[Extracted data entries]

========

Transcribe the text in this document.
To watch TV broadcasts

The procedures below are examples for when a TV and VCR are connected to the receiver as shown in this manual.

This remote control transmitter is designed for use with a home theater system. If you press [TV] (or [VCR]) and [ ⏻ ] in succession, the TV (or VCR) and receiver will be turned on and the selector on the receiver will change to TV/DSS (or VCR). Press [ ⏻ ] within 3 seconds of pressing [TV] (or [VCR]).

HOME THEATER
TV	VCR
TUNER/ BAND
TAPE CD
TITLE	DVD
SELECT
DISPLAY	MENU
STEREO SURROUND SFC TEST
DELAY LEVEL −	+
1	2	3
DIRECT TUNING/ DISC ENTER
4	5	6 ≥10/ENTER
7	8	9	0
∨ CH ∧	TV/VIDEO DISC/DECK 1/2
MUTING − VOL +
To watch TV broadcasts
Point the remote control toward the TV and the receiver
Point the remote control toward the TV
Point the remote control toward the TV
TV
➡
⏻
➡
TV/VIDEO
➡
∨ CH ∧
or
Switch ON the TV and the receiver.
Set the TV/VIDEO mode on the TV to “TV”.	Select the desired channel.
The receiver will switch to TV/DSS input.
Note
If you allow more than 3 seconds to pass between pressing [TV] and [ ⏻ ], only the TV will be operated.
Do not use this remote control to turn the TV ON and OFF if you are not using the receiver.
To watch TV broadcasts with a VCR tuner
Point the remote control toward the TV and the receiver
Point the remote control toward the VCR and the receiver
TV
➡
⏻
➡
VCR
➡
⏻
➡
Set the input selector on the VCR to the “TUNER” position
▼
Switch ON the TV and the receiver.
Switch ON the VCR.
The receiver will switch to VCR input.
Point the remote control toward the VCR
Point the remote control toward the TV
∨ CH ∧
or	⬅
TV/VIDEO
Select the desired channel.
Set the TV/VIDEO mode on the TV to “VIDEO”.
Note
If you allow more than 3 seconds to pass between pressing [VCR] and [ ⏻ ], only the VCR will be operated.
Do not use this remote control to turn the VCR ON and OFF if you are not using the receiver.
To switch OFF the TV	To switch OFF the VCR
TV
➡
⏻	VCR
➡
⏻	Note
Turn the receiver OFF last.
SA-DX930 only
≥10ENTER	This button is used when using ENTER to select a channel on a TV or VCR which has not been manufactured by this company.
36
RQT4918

========

• [Description of the task] What is the number of lines that hold the string "than"? Reply with that number alone.

• [Response to this exercise] 2